Your task is to output the data exactly as it stands.
· · · · · · ·
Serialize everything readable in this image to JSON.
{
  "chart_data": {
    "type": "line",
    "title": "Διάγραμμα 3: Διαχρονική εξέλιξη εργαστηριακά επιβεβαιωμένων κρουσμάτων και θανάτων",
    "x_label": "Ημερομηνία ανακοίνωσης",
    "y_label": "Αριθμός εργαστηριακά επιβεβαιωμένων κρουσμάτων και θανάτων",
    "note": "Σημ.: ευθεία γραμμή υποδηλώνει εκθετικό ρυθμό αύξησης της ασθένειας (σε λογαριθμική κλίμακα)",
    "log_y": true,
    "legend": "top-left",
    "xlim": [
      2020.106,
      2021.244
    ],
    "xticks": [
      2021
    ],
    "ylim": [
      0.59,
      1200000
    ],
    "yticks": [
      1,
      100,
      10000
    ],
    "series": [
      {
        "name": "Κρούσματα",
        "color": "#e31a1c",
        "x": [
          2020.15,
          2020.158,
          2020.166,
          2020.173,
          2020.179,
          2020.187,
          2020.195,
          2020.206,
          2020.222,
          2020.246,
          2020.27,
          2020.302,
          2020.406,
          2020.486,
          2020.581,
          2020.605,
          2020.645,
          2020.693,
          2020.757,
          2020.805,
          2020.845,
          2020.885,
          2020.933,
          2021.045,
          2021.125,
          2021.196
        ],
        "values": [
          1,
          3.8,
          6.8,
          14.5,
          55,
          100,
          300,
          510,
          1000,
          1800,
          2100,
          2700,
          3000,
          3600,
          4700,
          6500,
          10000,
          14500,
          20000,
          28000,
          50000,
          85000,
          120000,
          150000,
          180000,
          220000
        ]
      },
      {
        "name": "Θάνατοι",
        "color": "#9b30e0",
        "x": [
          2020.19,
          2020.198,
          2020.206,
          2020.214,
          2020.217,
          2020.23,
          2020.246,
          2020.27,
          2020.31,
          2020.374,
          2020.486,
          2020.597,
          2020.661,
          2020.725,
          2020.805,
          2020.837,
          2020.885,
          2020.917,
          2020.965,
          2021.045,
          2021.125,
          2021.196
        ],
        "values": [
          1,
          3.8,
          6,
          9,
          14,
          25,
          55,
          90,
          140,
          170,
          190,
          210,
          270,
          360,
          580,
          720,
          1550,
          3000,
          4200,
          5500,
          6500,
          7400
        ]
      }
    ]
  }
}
· · · · · · ·
| Complete answer |
Serialize everything readable in this image to JSON.
{
  "chart_data": {
    "type": "line",
    "title": "Διάγραμμα 3: Διαχρονική εξέλιξη εργαστηριακά επιβεβαιωμένων κρουσμάτων και θανάτων",
    "x_label": "Ημερομηνία ανακοίνωσης",
    "y_label": "Αριθμός εργαστηριακά επιβεβαιωμένων κρουσμάτων και θανάτων",
    "note": "Σημ.: ευθεία γραμμή υποδηλώνει εκθετικό ρυθμό αύξησης της ασθένειας (σε λογαριθμική κλίμακα)",
    "log_y": true,
    "legend": "top-left",
    "xlim": [
      2020.106,
      2021.244
    ],
    "xticks": [
      2021
    ],
    "ylim": [
      0.59,
      1200000
    ],
    "yticks": [
      1,
      100,
      10000
    ],
    "series": [
      {
        "name": "Κρούσματα",
        "color": "#e31a1c",
        "x": [
          2020.15,
          2020.158,
          2020.166,
          2020.173,
          2020.179,
          2020.187,
          2020.195,
          2020.206,
          2020.222,
          2020.246,
          2020.27,
          2020.302,
          2020.406,
          2020.486,
          2020.581,
          2020.605,
          2020.645,
          2020.693,
          2020.757,
          2020.805,
          2020.845,
          2020.885,
          2020.933,
          2021.045,
          2021.125,
          2021.196
        ],
        "values": [
          1,
          3.8,
          6.8,
          14.5,
          55,
          100,
          300,
          510,
          1000,
          1800,
          2100,
          2700,
          3000,
          3600,
          4700,
          6500,
          10000,
          14500,
          20000,
          28000,
          50000,
          85000,
          120000,
          150000,
          180000,
          220000
        ]
      },
      {
        "name": "Θάνατοι",
        "color": "#9b30e0",
        "x": [
          2020.19,
          2020.198,
          2020.206,
          2020.214,
          2020.217,
          2020.23,
          2020.246,
          2020.27,
          2020.31,
          2020.374,
          2020.486,
          2020.597,
          2020.661,
          2020.725,
          2020.805,
          2020.837,
          2020.885,
          2020.917,
          2020.965,
          2021.045,
          2021.125,
          2021.196
        ],
        "values": [
          1,
          3.8,
          6,
          9,
          14,
          25,
          55,
          90,
          140,
          170,
          190,
          210,
          270,
          360,
          580,
          720,
          1550,
          3000,
          4200,
          5500,
          6500,
          7400
        ]
      }
    ]
  }
}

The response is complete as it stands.